-- Set task --
Go through the data below and gather each line containing "panel".

## begin Material for this exercise

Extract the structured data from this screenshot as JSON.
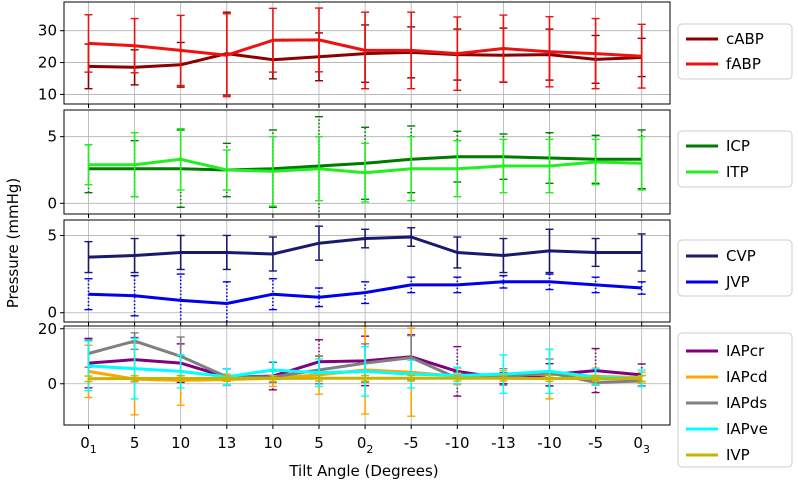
{
  "figure": {
    "ylabel": "Pressure (mmHg)",
    "xlabel": "Tilt Angle (Degrees)"
  },
  "chart_data": [
    {
      "type": "line",
      "panel": "arterial",
      "x_tick_labels": [
        {
          "base": "0",
          "sub": "1"
        },
        {
          "base": "5",
          "sub": ""
        },
        {
          "base": "10",
          "sub": ""
        },
        {
          "base": "13",
          "sub": ""
        },
        {
          "base": "10",
          "sub": ""
        },
        {
          "base": "5",
          "sub": ""
        },
        {
          "base": "0",
          "sub": "2"
        },
        {
          "base": "-5",
          "sub": ""
        },
        {
          "base": "-10",
          "sub": ""
        },
        {
          "base": "-13",
          "sub": ""
        },
        {
          "base": "-10",
          "sub": ""
        },
        {
          "base": "-5",
          "sub": ""
        },
        {
          "base": "0",
          "sub": "3"
        }
      ],
      "ylim": [
        7,
        39
      ],
      "yticks": [
        10,
        20,
        30
      ],
      "legend_placement": "right",
      "series": [
        {
          "name": "cABP",
          "color": "#8b0000",
          "style": "solid",
          "values": [
            18.8,
            18.5,
            19.3,
            22.8,
            20.9,
            21.8,
            22.8,
            23.2,
            22.5,
            22.3,
            22.5,
            21.0,
            21.6
          ],
          "errors": [
            7,
            5.5,
            7,
            13,
            6,
            7.5,
            9,
            8,
            8,
            8.5,
            8,
            7.5,
            6
          ]
        },
        {
          "name": "fABP",
          "color": "#ee1111",
          "style": "solid",
          "values": [
            26.0,
            25.3,
            23.8,
            22.3,
            27.0,
            27.1,
            23.8,
            23.8,
            22.8,
            24.4,
            23.4,
            22.8,
            22.0
          ],
          "errors": [
            9,
            8.5,
            11,
            13,
            10,
            10,
            12,
            12,
            11.5,
            10.5,
            11,
            11,
            10
          ]
        }
      ]
    },
    {
      "type": "line",
      "panel": "intracranial",
      "ylim": [
        -0.8,
        7
      ],
      "yticks": [
        0,
        5
      ],
      "legend_placement": "right",
      "series": [
        {
          "name": "ICP",
          "color": "#007b00",
          "style": "dotted",
          "values": [
            2.6,
            2.6,
            2.6,
            2.5,
            2.6,
            2.8,
            3.0,
            3.3,
            3.5,
            3.5,
            3.4,
            3.3,
            3.3
          ],
          "errors": [
            1.8,
            2.1,
            2.9,
            2.0,
            2.9,
            3.7,
            2.7,
            2.5,
            1.9,
            1.7,
            1.9,
            1.8,
            2.2
          ]
        },
        {
          "name": "ITP",
          "color": "#22ee22",
          "style": "solid",
          "values": [
            2.9,
            2.9,
            3.3,
            2.5,
            2.4,
            2.6,
            2.3,
            2.6,
            2.6,
            2.8,
            2.8,
            3.1,
            3.0
          ],
          "errors": [
            1.5,
            2.4,
            2.3,
            1.5,
            2.6,
            2.4,
            2.2,
            2.4,
            2.1,
            2.0,
            2.0,
            1.7,
            2.0
          ]
        }
      ]
    },
    {
      "type": "line",
      "panel": "venous",
      "ylim": [
        -0.6,
        6
      ],
      "yticks": [
        0,
        5
      ],
      "legend_placement": "right",
      "series": [
        {
          "name": "CVP",
          "color": "#191970",
          "style": "solid",
          "values": [
            3.6,
            3.7,
            3.9,
            3.9,
            3.8,
            4.5,
            4.8,
            4.9,
            3.9,
            3.7,
            4.0,
            3.9,
            3.9
          ],
          "errors": [
            1.0,
            1.1,
            1.1,
            1.1,
            1.1,
            1.1,
            0.6,
            0.6,
            1.0,
            1.1,
            1.4,
            0.9,
            1.2
          ]
        },
        {
          "name": "JVP",
          "color": "#0000ee",
          "style": "dotted",
          "values": [
            1.2,
            1.1,
            0.8,
            0.6,
            1.2,
            1.0,
            1.3,
            1.8,
            1.8,
            2.0,
            2.0,
            1.8,
            1.6
          ],
          "errors": [
            1.0,
            1.3,
            1.7,
            1.4,
            1.0,
            0.6,
            0.7,
            0.5,
            0.5,
            0.4,
            0.5,
            0.5,
            0.4
          ]
        }
      ]
    },
    {
      "type": "line",
      "panel": "abdominal",
      "ylim": [
        -15,
        21
      ],
      "yticks": [
        0,
        20
      ],
      "legend_placement": "right",
      "series": [
        {
          "name": "IAPcr",
          "color": "#800080",
          "style": "dotted",
          "values": [
            7.5,
            8.8,
            7.5,
            2.4,
            2.8,
            8.0,
            8.3,
            9.8,
            4.5,
            2.0,
            3.3,
            4.8,
            3.2
          ],
          "errors": [
            9,
            8,
            7,
            3,
            5,
            8,
            9,
            8,
            9,
            2,
            4,
            8,
            4
          ]
        },
        {
          "name": "IAPcd",
          "color": "#ffa500",
          "style": "solid",
          "values": [
            4.5,
            1.7,
            1.2,
            1.5,
            2.0,
            3.2,
            5.0,
            4.2,
            2.7,
            3.2,
            3.5,
            2.7,
            2.2
          ],
          "errors": [
            9.5,
            13,
            9,
            2,
            3,
            7,
            16,
            16,
            3,
            1.5,
            9,
            3,
            2
          ]
        },
        {
          "name": "IAPds",
          "color": "#808080",
          "style": "solid",
          "values": [
            11.0,
            15.5,
            10.0,
            2.5,
            2.5,
            5.0,
            7.5,
            9.5,
            2.0,
            2.5,
            4.0,
            0.5,
            1.0
          ],
          "errors": [
            5,
            3,
            7,
            3,
            2,
            5,
            7,
            8,
            2,
            3,
            5,
            1,
            2
          ]
        },
        {
          "name": "IAPve",
          "color": "#00ffff",
          "style": "solid",
          "values": [
            6.5,
            5.5,
            4.5,
            2.5,
            5.0,
            4.0,
            4.5,
            3.5,
            3.0,
            3.5,
            4.5,
            2.5,
            2.0
          ],
          "errors": [
            9,
            11,
            6,
            3,
            3,
            5,
            9,
            5,
            3,
            7,
            8,
            3,
            3
          ]
        },
        {
          "name": "IVP",
          "color": "#c8b400",
          "style": "solid",
          "values": [
            1.8,
            1.9,
            1.9,
            1.9,
            1.9,
            2.0,
            2.0,
            2.0,
            2.0,
            2.0,
            1.9,
            1.9,
            1.9
          ],
          "errors": [
            1,
            1,
            1,
            1,
            1,
            1,
            1,
            1,
            1,
            1,
            1,
            1,
            1
          ]
        }
      ]
    }
  ]
}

## end Material for this exercise

-- Response below --
      "panel": "arterial",
      "panel": "intracranial",
      "panel": "venous",
      "panel": "abdominal",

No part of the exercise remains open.